Written instruction: All of the data should be repeated exactly; pictures are not part of the copy.

== Recorded data

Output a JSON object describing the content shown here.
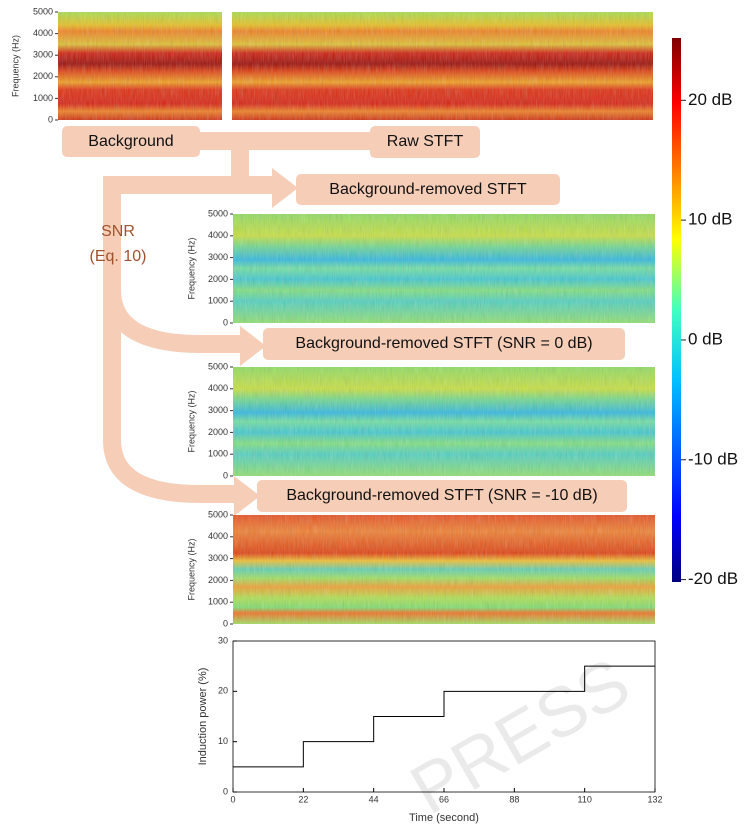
{
  "spectrogram_axis": {
    "label": "Frequency (Hz)",
    "lim": [
      0,
      5000
    ],
    "ticks": [
      0,
      1000,
      2000,
      3000,
      4000,
      5000
    ]
  },
  "flow": {
    "background": "Background",
    "raw": "Raw STFT",
    "removed": "Background-removed STFT",
    "snr0": "Background-removed STFT (SNR = 0 dB)",
    "snr10": "Background-removed STFT (SNR = -10 dB)",
    "snr": "SNR",
    "eq": "(Eq. 10)"
  },
  "colorbar": {
    "lim": [
      -20.2,
      25.2
    ],
    "ticks": [
      {
        "value": 20,
        "label": "20 dB"
      },
      {
        "value": 10,
        "label": "10 dB"
      },
      {
        "value": 0,
        "label": "0 dB"
      },
      {
        "value": -10,
        "label": "-10 dB"
      },
      {
        "value": -20,
        "label": "-20 dB"
      }
    ]
  },
  "watermark": "PRESS",
  "chart_data": {
    "type": "line",
    "ylabel": "Induction power (%)",
    "xlabel": "Time (second)",
    "x": [
      0,
      22,
      22,
      44,
      44,
      66,
      66,
      110,
      110,
      132
    ],
    "values": [
      5,
      5,
      10,
      10,
      15,
      15,
      20,
      20,
      25,
      25
    ],
    "color": "#000000",
    "xlim": [
      0,
      132
    ],
    "ylim": [
      0,
      30
    ],
    "xticks": [
      0,
      22,
      44,
      66,
      88,
      110,
      132
    ],
    "yticks": [
      0,
      10,
      20,
      30
    ]
  }
}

====

Worked answer:
Output a JSON object describing the content shown here.
{
  "spectrogram_axis": {
    "label": "Frequency (Hz)",
    "lim": [
      0,
      5000
    ],
    "ticks": [
      0,
      1000,
      2000,
      3000,
      4000,
      5000
    ]
  },
  "flow": {
    "background": "Background",
    "raw": "Raw STFT",
    "removed": "Background-removed STFT",
    "snr0": "Background-removed STFT (SNR = 0 dB)",
    "snr10": "Background-removed STFT (SNR = -10 dB)",
    "snr": "SNR",
    "eq": "(Eq. 10)"
  },
  "colorbar": {
    "lim": [
      -20.2,
      25.2
    ],
    "ticks": [
      {
        "value": 20,
        "label": "20 dB"
      },
      {
        "value": 10,
        "label": "10 dB"
      },
      {
        "value": 0,
        "label": "0 dB"
      },
      {
        "value": -10,
        "label": "-10 dB"
      },
      {
        "value": -20,
        "label": "-20 dB"
      }
    ]
  },
  "watermark": "PRESS",
  "chart_data": {
    "type": "line",
    "ylabel": "Induction power (%)",
    "xlabel": "Time (second)",
    "x": [
      0,
      22,
      22,
      44,
      44,
      66,
      66,
      110,
      110,
      132
    ],
    "values": [
      5,
      5,
      10,
      10,
      15,
      15,
      20,
      20,
      25,
      25
    ],
    "color": "#000000",
    "xlim": [
      0,
      132
    ],
    "ylim": [
      0,
      30
    ],
    "xticks": [
      0,
      22,
      44,
      66,
      88,
      110,
      132
    ],
    "yticks": [
      0,
      10,
      20,
      30
    ]
  }
}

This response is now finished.